** Exercise requirements **
Exactly reproduce all the records, keeping pictures out of the copy.

** Dataset content **
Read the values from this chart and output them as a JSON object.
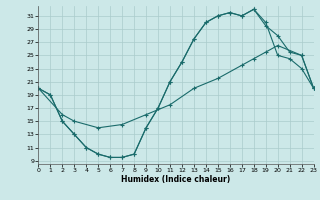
{
  "background_color": "#cce8e8",
  "grid_color": "#aacccc",
  "line_color": "#1a6b6b",
  "xlabel": "Humidex (Indice chaleur)",
  "xlim": [
    0,
    23
  ],
  "ylim": [
    8.5,
    32.5
  ],
  "xticks": [
    0,
    1,
    2,
    3,
    4,
    5,
    6,
    7,
    8,
    9,
    10,
    11,
    12,
    13,
    14,
    15,
    16,
    17,
    18,
    19,
    20,
    21,
    22,
    23
  ],
  "yticks": [
    9,
    11,
    13,
    15,
    17,
    19,
    21,
    23,
    25,
    27,
    29,
    31
  ],
  "line1_x": [
    0,
    1,
    2,
    3,
    4,
    5,
    6,
    7,
    8,
    9,
    10,
    11,
    12,
    13,
    14,
    15,
    16,
    17,
    18,
    19,
    20,
    21,
    22,
    23
  ],
  "line1_y": [
    20,
    19,
    15,
    13,
    11,
    10,
    9.5,
    9.5,
    10,
    14,
    17,
    21,
    24,
    27.5,
    30,
    31,
    31.5,
    31,
    32,
    30,
    25,
    24.5,
    23,
    20
  ],
  "line2_x": [
    0,
    1,
    2,
    3,
    4,
    5,
    6,
    7,
    8,
    9,
    10,
    11,
    12,
    13,
    14,
    15,
    16,
    17,
    18,
    19,
    20,
    21,
    22,
    23
  ],
  "line2_y": [
    20,
    19,
    15,
    13,
    11,
    10,
    9.5,
    9.5,
    10,
    14,
    17,
    21,
    24,
    27.5,
    30,
    31,
    31.5,
    31,
    32,
    29.5,
    28,
    25.5,
    25,
    20
  ],
  "line3_x": [
    0,
    2,
    3,
    5,
    7,
    9,
    11,
    13,
    15,
    17,
    18,
    19,
    20,
    22,
    23
  ],
  "line3_y": [
    20,
    16,
    15,
    14,
    14.5,
    16,
    17.5,
    20,
    21.5,
    23.5,
    24.5,
    25.5,
    26.5,
    25,
    20
  ]
}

** Solution to this problem **
Read the values from this chart and output them as a JSON object.
{
  "background_color": "#cce8e8",
  "grid_color": "#aacccc",
  "line_color": "#1a6b6b",
  "xlabel": "Humidex (Indice chaleur)",
  "xlim": [
    0,
    23
  ],
  "ylim": [
    8.5,
    32.5
  ],
  "xticks": [
    0,
    1,
    2,
    3,
    4,
    5,
    6,
    7,
    8,
    9,
    10,
    11,
    12,
    13,
    14,
    15,
    16,
    17,
    18,
    19,
    20,
    21,
    22,
    23
  ],
  "yticks": [
    9,
    11,
    13,
    15,
    17,
    19,
    21,
    23,
    25,
    27,
    29,
    31
  ],
  "line1_x": [
    0,
    1,
    2,
    3,
    4,
    5,
    6,
    7,
    8,
    9,
    10,
    11,
    12,
    13,
    14,
    15,
    16,
    17,
    18,
    19,
    20,
    21,
    22,
    23
  ],
  "line1_y": [
    20,
    19,
    15,
    13,
    11,
    10,
    9.5,
    9.5,
    10,
    14,
    17,
    21,
    24,
    27.5,
    30,
    31,
    31.5,
    31,
    32,
    30,
    25,
    24.5,
    23,
    20
  ],
  "line2_x": [
    0,
    1,
    2,
    3,
    4,
    5,
    6,
    7,
    8,
    9,
    10,
    11,
    12,
    13,
    14,
    15,
    16,
    17,
    18,
    19,
    20,
    21,
    22,
    23
  ],
  "line2_y": [
    20,
    19,
    15,
    13,
    11,
    10,
    9.5,
    9.5,
    10,
    14,
    17,
    21,
    24,
    27.5,
    30,
    31,
    31.5,
    31,
    32,
    29.5,
    28,
    25.5,
    25,
    20
  ],
  "line3_x": [
    0,
    2,
    3,
    5,
    7,
    9,
    11,
    13,
    15,
    17,
    18,
    19,
    20,
    22,
    23
  ],
  "line3_y": [
    20,
    16,
    15,
    14,
    14.5,
    16,
    17.5,
    20,
    21.5,
    23.5,
    24.5,
    25.5,
    26.5,
    25,
    20
  ]
}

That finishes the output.